RECORDS FOR THIS TASK »

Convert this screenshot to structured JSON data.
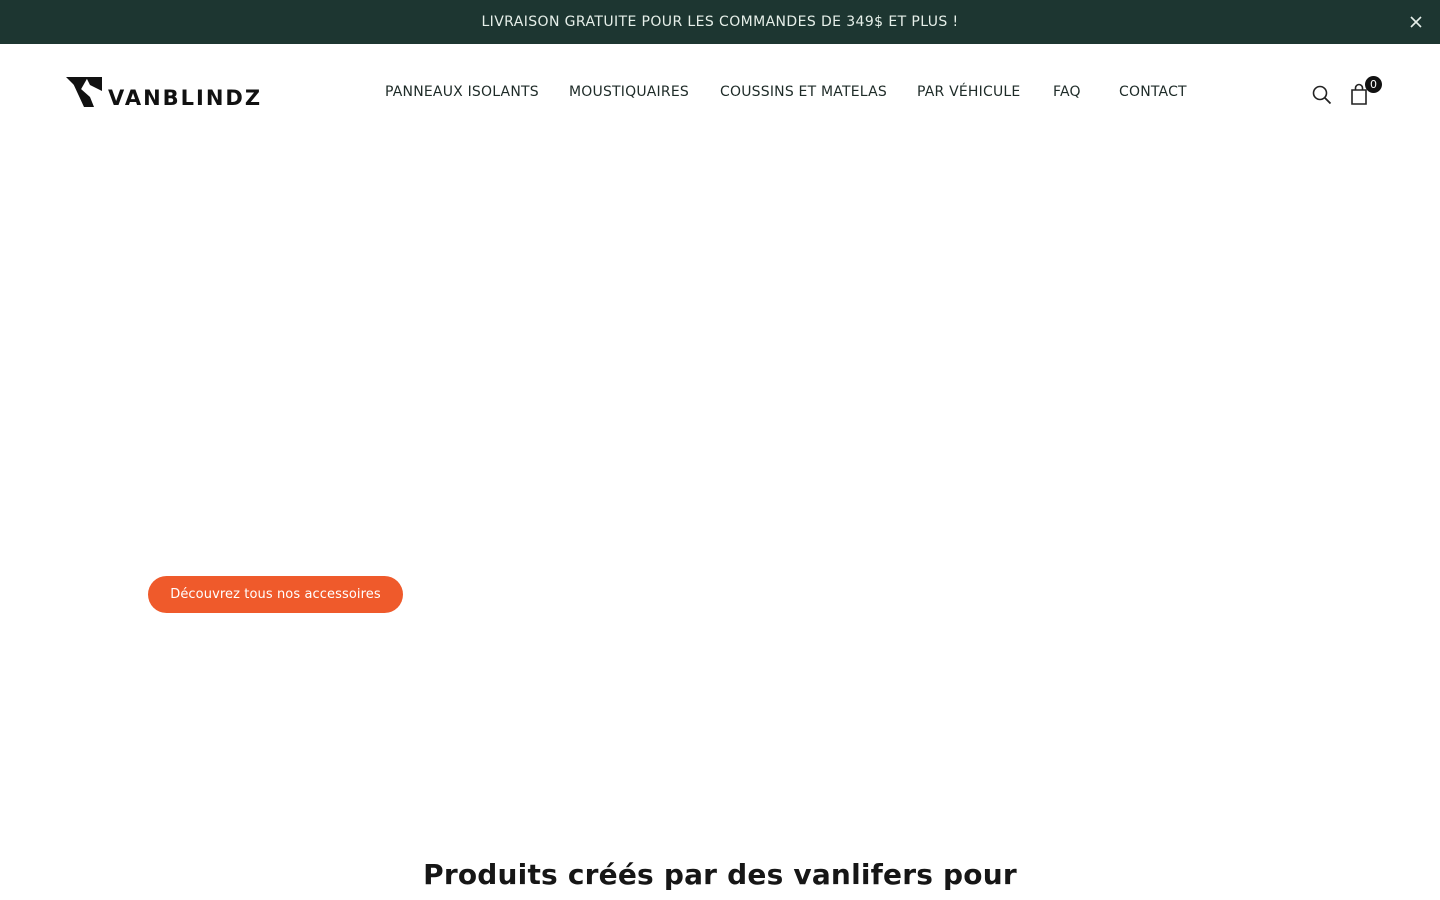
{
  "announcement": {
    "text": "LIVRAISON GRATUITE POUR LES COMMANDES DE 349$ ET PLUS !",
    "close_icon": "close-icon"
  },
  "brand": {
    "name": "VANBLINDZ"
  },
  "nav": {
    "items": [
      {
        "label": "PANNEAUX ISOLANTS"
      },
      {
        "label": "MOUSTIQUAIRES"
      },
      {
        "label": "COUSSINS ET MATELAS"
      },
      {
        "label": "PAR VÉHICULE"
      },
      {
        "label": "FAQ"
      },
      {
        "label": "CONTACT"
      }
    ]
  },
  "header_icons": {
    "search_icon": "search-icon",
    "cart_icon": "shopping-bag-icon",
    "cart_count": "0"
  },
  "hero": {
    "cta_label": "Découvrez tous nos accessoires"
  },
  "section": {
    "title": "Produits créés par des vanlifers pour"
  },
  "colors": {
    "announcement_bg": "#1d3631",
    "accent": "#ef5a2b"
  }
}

* * *

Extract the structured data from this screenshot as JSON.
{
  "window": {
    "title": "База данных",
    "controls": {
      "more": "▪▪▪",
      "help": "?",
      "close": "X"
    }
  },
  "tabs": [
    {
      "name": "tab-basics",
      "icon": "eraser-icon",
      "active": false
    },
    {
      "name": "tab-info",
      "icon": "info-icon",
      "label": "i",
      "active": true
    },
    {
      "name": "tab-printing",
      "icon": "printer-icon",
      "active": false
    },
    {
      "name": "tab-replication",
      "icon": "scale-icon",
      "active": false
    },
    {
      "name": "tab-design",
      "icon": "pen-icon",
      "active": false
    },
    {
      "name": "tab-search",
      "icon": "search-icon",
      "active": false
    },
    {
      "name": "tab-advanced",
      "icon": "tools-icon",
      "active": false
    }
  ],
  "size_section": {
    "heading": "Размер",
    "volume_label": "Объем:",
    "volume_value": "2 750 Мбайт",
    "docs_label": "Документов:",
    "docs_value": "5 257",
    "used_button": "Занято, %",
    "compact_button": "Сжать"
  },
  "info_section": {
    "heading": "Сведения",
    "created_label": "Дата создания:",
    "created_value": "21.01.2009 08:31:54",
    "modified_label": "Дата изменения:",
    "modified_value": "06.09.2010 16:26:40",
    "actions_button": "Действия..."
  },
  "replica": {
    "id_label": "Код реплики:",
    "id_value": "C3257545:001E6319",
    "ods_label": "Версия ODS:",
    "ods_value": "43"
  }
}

--

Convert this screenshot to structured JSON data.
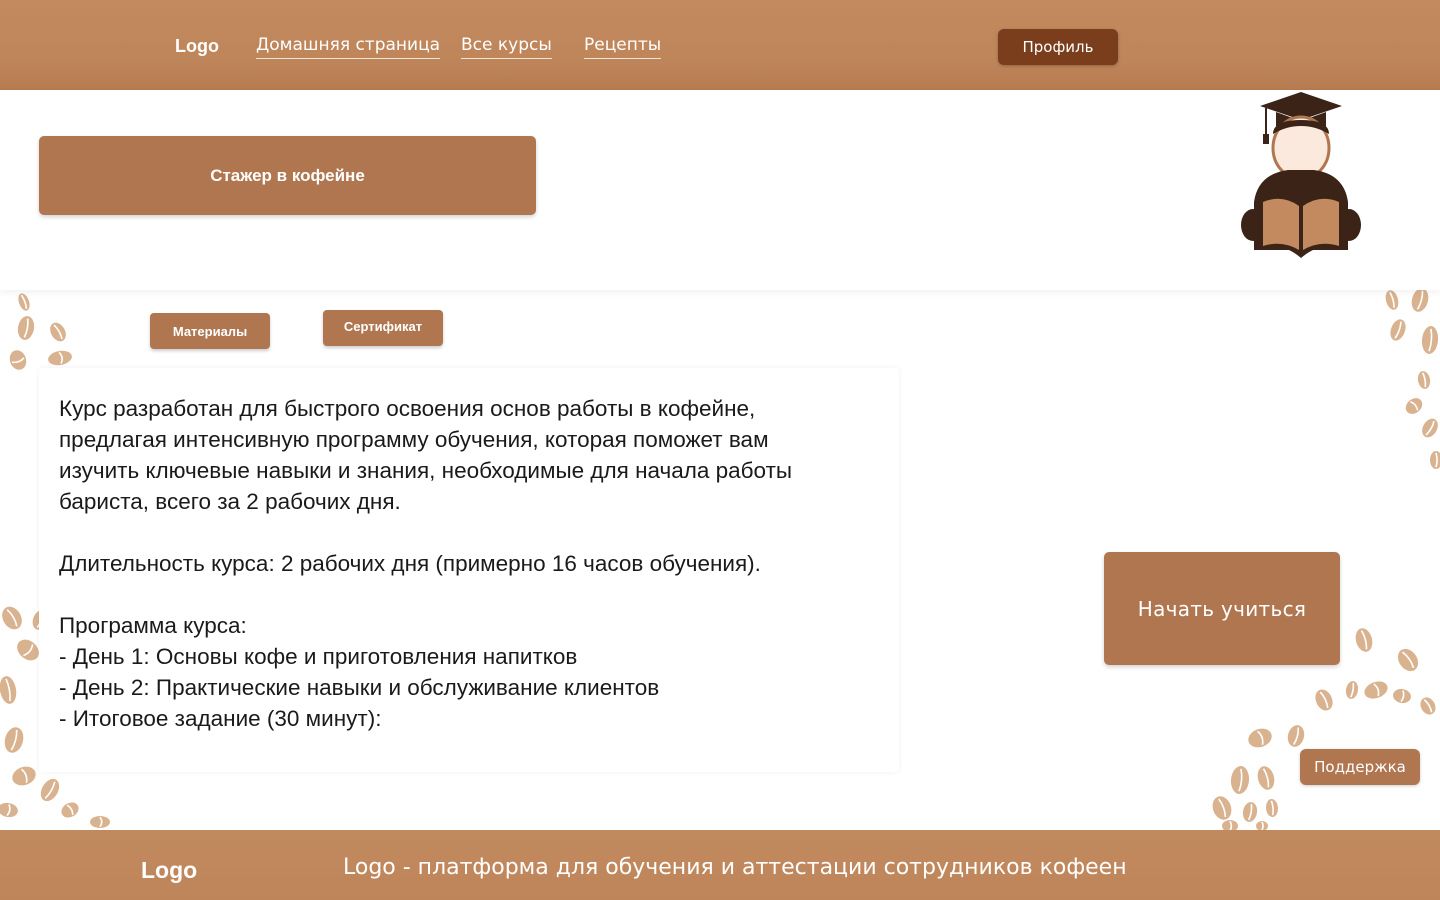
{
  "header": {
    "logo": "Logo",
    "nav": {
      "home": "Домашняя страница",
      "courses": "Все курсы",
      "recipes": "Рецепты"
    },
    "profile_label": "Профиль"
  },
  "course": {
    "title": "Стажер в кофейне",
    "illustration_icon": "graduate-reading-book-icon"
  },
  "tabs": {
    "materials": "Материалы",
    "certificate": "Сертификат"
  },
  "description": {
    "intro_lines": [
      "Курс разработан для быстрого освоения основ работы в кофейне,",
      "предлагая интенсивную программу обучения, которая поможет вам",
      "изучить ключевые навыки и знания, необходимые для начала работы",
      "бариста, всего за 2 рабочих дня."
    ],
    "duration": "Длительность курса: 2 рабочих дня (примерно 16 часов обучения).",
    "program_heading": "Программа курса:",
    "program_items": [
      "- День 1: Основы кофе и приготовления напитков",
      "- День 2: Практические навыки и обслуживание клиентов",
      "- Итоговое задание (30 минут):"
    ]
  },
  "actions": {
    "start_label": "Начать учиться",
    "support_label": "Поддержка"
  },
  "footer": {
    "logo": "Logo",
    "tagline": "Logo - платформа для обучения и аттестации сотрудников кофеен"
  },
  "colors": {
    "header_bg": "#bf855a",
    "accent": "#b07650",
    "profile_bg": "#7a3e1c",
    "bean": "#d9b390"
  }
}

PROBLEM TO WORK ON »
Look through the entries and find each line that has the string "рабочих". Copy those lines.

FINISHED ANSWER »
      "бариста, всего за 2 рабочих дня."
    "duration": "Длительность курса: 2 рабочих дня (примерно 16 часов обучения).",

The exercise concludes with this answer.